**WRITTEN INSTRUCTION**. List each line holding the string "data".

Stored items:
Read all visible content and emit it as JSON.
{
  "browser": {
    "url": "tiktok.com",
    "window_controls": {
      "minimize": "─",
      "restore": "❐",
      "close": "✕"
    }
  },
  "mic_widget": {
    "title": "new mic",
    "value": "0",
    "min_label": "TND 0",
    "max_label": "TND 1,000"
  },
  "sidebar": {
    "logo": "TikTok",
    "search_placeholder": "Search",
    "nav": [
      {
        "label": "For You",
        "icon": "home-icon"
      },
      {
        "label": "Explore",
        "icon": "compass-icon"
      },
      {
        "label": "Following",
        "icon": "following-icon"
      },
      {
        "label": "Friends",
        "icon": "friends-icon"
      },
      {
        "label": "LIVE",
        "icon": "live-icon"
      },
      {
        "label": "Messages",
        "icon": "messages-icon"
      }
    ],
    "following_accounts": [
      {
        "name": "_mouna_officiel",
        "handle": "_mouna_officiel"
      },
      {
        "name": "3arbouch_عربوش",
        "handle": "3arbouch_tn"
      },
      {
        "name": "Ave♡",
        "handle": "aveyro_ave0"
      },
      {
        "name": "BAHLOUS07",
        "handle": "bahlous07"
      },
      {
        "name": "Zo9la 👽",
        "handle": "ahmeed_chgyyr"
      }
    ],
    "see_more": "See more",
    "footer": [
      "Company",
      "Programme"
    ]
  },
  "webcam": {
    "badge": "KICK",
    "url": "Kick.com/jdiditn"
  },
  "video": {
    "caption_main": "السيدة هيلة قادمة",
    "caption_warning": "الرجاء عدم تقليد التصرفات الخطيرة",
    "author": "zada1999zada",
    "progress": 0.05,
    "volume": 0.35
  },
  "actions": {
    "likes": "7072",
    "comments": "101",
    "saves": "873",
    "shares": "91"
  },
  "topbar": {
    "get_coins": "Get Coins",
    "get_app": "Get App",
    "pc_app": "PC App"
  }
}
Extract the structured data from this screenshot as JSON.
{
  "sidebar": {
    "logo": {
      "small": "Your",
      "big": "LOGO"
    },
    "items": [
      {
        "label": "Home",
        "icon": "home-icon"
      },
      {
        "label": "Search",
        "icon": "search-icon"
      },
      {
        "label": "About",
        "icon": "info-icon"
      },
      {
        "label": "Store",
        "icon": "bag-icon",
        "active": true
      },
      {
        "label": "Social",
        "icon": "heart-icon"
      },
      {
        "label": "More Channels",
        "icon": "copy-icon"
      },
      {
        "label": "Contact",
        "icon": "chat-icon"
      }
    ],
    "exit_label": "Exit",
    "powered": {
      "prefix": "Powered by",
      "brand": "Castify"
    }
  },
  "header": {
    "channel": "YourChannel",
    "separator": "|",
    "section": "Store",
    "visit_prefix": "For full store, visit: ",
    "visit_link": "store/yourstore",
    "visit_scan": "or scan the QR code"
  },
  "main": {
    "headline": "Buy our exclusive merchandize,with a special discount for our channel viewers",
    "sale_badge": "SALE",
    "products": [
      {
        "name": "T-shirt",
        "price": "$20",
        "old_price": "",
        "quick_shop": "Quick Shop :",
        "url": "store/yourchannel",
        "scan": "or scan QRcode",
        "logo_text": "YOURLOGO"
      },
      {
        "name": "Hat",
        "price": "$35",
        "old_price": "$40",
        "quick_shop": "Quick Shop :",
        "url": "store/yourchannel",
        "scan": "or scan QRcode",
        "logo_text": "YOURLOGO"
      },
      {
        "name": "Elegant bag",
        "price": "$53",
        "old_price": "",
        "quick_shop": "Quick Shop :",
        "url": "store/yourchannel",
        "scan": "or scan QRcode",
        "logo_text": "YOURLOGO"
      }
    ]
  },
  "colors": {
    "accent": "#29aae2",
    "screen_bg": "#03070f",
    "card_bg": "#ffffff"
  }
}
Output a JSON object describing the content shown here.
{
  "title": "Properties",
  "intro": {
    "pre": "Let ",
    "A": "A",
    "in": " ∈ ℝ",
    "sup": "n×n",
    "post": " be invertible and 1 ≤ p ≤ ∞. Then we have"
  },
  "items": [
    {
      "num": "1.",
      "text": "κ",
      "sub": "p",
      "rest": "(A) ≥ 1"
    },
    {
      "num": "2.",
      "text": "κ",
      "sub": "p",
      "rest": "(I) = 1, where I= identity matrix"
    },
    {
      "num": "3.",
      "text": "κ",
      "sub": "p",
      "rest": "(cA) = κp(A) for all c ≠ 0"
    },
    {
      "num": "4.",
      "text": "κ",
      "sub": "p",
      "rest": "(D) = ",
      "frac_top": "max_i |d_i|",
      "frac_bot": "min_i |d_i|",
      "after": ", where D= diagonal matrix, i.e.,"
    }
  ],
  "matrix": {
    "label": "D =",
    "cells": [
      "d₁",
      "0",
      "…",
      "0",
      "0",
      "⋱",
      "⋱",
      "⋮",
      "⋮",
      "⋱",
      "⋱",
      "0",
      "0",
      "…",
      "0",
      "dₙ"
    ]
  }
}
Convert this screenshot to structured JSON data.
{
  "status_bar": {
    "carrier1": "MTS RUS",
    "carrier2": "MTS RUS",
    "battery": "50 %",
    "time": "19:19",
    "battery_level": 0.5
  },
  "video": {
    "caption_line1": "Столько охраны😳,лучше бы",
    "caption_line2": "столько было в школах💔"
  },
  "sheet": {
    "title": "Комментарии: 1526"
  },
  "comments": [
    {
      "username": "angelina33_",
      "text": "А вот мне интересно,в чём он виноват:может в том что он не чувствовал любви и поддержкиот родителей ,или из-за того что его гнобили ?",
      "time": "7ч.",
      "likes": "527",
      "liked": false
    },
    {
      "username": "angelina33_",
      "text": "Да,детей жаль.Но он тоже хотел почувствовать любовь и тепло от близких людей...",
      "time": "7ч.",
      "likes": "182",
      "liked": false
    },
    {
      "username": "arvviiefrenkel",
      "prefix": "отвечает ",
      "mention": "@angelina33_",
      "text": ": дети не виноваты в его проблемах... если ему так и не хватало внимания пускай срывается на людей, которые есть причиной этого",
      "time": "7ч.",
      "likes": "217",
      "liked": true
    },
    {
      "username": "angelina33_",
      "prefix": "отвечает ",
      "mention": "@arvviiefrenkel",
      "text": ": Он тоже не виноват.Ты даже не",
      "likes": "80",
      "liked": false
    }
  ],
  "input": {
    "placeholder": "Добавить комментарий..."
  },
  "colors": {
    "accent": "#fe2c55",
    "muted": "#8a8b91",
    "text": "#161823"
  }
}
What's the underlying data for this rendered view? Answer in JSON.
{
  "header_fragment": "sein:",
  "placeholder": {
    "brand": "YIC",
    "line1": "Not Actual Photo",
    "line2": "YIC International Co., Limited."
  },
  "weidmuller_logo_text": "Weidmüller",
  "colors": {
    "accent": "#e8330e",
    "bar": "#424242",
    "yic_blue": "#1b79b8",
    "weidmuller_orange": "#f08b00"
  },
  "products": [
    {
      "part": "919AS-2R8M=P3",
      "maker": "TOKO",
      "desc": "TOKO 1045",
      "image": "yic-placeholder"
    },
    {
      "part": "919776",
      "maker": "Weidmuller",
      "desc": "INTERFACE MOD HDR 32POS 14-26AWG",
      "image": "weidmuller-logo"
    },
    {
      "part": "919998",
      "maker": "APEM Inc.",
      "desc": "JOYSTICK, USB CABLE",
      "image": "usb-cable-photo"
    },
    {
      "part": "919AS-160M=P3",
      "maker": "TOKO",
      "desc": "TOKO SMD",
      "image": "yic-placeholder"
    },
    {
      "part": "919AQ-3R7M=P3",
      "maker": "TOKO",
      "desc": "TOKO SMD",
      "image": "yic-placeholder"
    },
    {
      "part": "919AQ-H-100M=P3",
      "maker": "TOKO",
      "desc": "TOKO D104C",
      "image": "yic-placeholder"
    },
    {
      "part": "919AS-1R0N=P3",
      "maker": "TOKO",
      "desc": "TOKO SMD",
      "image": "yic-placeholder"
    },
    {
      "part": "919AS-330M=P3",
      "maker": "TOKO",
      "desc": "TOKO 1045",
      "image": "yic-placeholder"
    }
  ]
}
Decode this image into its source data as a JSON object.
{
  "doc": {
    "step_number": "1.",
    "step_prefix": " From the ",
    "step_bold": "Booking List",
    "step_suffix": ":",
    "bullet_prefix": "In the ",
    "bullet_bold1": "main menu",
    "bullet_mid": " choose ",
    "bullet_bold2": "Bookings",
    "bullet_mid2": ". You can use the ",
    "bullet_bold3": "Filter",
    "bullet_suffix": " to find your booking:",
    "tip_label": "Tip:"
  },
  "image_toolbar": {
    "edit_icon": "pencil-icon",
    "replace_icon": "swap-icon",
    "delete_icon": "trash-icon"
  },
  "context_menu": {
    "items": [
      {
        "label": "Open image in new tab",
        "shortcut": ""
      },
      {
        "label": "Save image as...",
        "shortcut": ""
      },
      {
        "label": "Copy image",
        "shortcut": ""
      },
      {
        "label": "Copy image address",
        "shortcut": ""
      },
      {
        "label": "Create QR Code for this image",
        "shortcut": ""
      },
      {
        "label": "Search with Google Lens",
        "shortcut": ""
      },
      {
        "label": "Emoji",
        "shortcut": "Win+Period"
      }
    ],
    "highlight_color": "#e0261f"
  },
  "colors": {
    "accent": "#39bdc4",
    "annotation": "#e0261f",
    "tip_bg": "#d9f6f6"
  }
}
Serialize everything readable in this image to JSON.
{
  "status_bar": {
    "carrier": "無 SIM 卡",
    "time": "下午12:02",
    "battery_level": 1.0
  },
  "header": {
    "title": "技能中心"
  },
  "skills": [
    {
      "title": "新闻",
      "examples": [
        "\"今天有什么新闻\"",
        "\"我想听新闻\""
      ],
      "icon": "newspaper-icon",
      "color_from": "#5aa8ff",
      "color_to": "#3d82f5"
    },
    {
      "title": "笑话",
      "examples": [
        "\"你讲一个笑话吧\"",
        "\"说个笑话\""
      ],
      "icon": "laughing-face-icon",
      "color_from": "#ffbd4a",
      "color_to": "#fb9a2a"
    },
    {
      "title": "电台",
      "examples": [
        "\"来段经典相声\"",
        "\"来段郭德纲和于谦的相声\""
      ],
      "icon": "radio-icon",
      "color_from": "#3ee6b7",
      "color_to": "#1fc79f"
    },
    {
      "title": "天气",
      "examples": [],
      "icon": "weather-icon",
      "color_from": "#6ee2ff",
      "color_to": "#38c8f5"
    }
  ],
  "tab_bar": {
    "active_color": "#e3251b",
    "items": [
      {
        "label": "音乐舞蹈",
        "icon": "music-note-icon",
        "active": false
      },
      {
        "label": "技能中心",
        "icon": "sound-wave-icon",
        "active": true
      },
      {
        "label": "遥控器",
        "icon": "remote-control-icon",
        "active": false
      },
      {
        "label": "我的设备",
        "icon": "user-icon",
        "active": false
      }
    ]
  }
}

**PROBLEM SOLUTION**.
Extract the structured data from this screenshot as JSON.
Convert this screenshot to structured JSON data.
What's the underlying data for this rendered view? Answer in JSON.
Decode this image into its source data as a JSON object.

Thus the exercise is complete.